**WHAT YOU NEED TO DO:** Each line of the listing must be transcribed exactly, except for the images, which should be excluded.

**DATASET ROWS:**
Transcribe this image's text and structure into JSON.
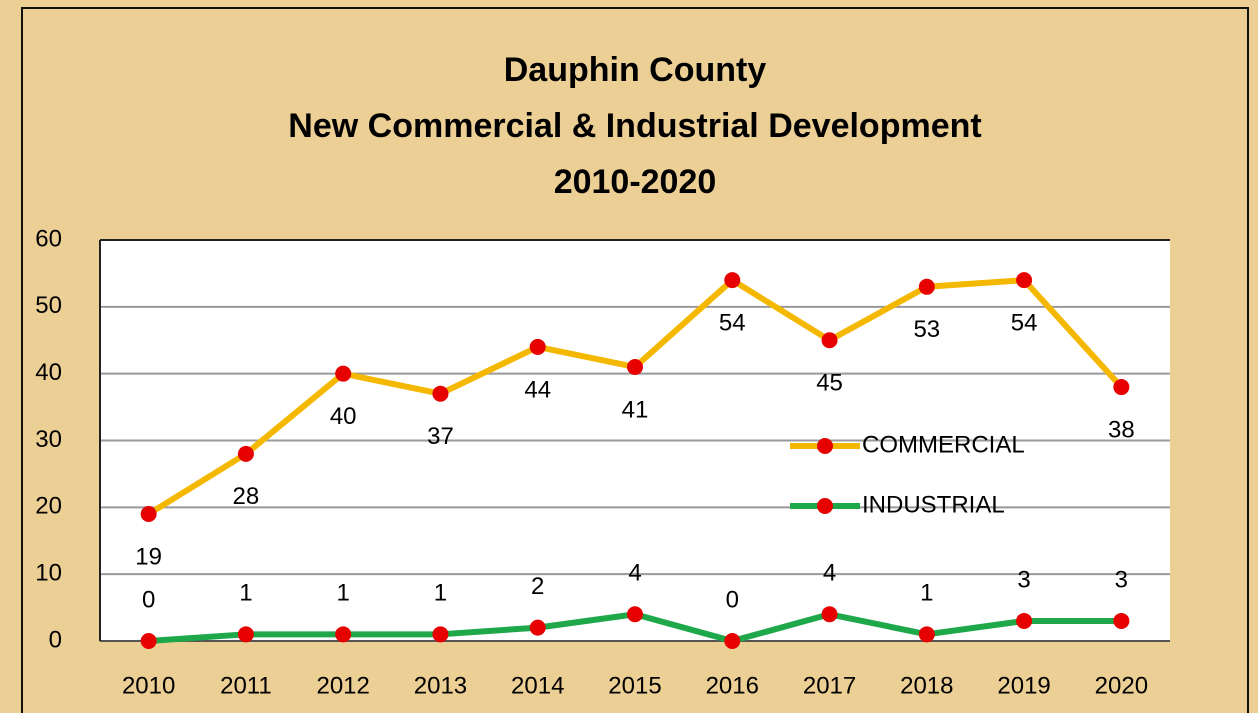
{
  "chart_data": {
    "type": "line",
    "title": [
      "Dauphin County",
      "New Commercial & Industrial Development",
      "2010-2020"
    ],
    "categories": [
      "2010",
      "2011",
      "2012",
      "2013",
      "2014",
      "2015",
      "2016",
      "2017",
      "2018",
      "2019",
      "2020"
    ],
    "series": [
      {
        "name": "COMMERCIAL",
        "color": "#f5b800",
        "marker_color": "#e60000",
        "values": [
          19,
          28,
          40,
          37,
          44,
          41,
          54,
          45,
          53,
          54,
          38
        ]
      },
      {
        "name": "INDUSTRIAL",
        "color": "#1ea84a",
        "marker_color": "#e60000",
        "values": [
          0,
          1,
          1,
          1,
          2,
          4,
          0,
          4,
          1,
          3,
          3
        ]
      }
    ],
    "ylim": [
      0,
      60
    ],
    "yticks": [
      0,
      10,
      20,
      30,
      40,
      50,
      60
    ],
    "grid": true,
    "legend": "right"
  }
}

**RESULT OF THIS EXERCISE:**
Transcribe this image's text and structure into JSON.
{
  "chart_data": {
    "type": "line",
    "title": [
      "Dauphin County",
      "New Commercial & Industrial Development",
      "2010-2020"
    ],
    "categories": [
      "2010",
      "2011",
      "2012",
      "2013",
      "2014",
      "2015",
      "2016",
      "2017",
      "2018",
      "2019",
      "2020"
    ],
    "series": [
      {
        "name": "COMMERCIAL",
        "color": "#f5b800",
        "marker_color": "#e60000",
        "values": [
          19,
          28,
          40,
          37,
          44,
          41,
          54,
          45,
          53,
          54,
          38
        ]
      },
      {
        "name": "INDUSTRIAL",
        "color": "#1ea84a",
        "marker_color": "#e60000",
        "values": [
          0,
          1,
          1,
          1,
          2,
          4,
          0,
          4,
          1,
          3,
          3
        ]
      }
    ],
    "ylim": [
      0,
      60
    ],
    "yticks": [
      0,
      10,
      20,
      30,
      40,
      50,
      60
    ],
    "grid": true,
    "legend": "right"
  }
}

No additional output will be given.